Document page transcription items
________________________________________

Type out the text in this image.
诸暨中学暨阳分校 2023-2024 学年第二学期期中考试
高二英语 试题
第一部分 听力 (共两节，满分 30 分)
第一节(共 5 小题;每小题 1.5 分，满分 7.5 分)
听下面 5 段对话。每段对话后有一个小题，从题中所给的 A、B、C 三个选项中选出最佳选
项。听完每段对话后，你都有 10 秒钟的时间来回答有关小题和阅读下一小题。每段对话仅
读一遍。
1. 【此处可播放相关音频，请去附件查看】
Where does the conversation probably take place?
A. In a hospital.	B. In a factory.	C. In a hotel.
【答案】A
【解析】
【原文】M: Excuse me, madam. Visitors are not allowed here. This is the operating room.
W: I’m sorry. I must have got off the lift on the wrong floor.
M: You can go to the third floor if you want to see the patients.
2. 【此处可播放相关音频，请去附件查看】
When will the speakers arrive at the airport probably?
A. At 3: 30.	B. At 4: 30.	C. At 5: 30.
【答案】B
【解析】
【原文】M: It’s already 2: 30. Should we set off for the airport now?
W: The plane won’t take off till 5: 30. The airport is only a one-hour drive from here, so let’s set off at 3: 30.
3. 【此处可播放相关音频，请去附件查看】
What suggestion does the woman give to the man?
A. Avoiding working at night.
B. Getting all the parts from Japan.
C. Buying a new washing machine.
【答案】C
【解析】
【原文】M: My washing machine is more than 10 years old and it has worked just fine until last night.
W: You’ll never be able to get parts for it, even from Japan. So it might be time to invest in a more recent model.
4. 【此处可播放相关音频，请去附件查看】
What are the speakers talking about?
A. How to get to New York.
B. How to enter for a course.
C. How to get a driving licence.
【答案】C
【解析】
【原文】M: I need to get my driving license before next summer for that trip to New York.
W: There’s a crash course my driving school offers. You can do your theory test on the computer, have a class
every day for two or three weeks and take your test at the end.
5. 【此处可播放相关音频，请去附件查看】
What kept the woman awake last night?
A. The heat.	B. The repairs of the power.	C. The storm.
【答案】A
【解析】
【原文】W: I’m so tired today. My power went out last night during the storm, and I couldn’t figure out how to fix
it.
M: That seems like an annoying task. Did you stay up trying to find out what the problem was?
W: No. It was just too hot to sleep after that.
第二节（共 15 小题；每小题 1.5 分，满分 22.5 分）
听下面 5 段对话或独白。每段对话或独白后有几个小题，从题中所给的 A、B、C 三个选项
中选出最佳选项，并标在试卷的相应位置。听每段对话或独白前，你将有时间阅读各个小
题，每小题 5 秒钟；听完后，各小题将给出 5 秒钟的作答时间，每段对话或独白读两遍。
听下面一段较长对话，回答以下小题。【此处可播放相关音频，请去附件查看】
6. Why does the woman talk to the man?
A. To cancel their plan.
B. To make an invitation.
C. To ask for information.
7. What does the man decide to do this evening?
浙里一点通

________________________________________

- Exercise
Where does "have" appear in the records above? Copy each line that holds it.

- Output for this task
W: I’m sorry. I must have got off the lift on the wrong floor.
W: There’s a crash course my driving school offers. You can do your theory test on the computer, have a class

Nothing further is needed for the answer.